Report the number of lines in these entries that contain "Policy". Write only the number.

## START Records for the task

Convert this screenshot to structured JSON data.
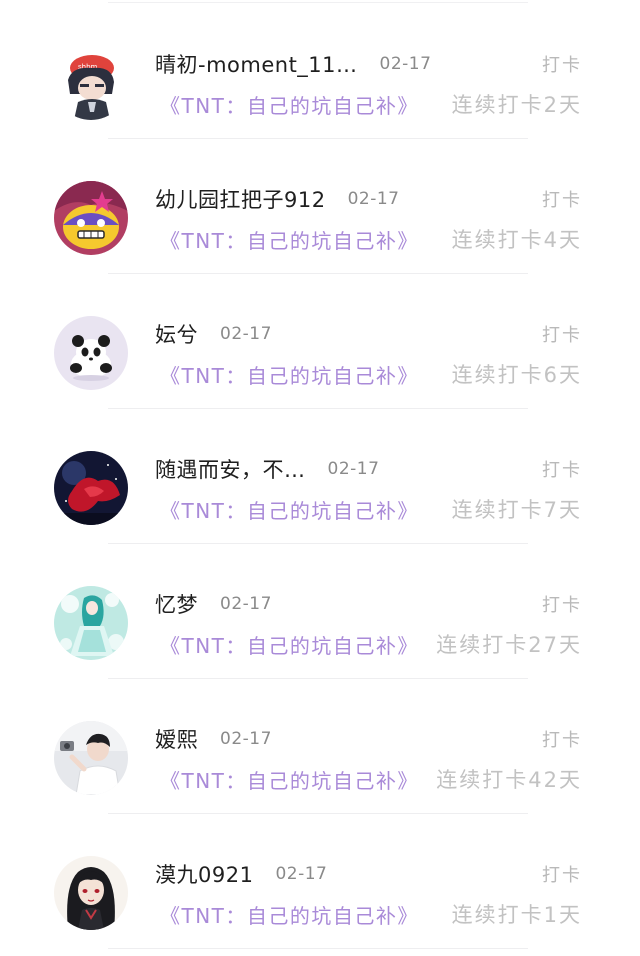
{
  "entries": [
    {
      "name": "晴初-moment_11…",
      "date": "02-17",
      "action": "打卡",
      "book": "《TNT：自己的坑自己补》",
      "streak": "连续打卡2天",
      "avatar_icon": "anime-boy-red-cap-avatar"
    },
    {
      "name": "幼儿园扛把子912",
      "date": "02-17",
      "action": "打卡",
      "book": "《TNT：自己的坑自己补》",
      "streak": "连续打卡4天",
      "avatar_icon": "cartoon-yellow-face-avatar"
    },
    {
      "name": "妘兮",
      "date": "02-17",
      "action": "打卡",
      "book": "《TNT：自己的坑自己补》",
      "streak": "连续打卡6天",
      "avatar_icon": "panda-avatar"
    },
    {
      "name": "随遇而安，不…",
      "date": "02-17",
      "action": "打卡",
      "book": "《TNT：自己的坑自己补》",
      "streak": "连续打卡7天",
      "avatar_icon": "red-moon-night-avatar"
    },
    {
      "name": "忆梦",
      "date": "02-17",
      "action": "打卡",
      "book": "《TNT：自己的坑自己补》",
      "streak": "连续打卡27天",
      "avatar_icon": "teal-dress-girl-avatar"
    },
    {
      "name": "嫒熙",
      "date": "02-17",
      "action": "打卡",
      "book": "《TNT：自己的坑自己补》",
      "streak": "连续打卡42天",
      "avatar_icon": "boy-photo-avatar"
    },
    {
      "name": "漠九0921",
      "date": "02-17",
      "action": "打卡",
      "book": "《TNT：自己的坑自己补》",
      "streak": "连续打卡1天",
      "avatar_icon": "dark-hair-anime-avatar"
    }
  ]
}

## END Records for the task
## START Records for the task

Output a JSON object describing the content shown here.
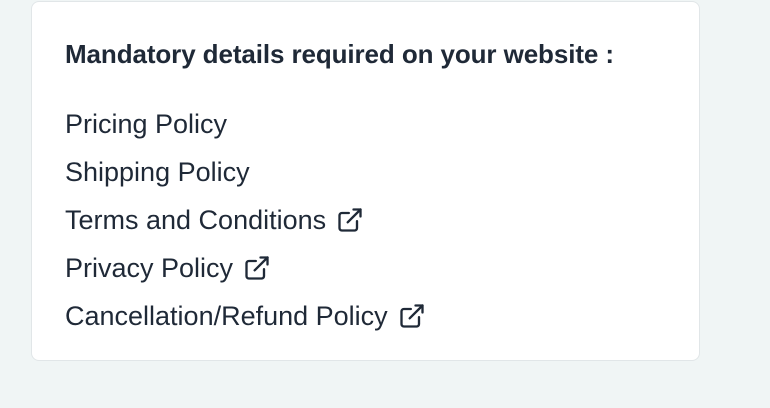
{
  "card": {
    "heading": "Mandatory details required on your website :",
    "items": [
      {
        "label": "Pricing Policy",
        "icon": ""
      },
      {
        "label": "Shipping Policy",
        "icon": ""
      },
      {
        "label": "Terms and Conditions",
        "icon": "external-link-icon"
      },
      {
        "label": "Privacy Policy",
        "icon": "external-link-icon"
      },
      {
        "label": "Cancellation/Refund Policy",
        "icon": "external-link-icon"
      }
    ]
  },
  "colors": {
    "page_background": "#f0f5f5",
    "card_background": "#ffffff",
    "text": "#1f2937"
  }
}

## END Records for the task

▶ Answer to this exercise
4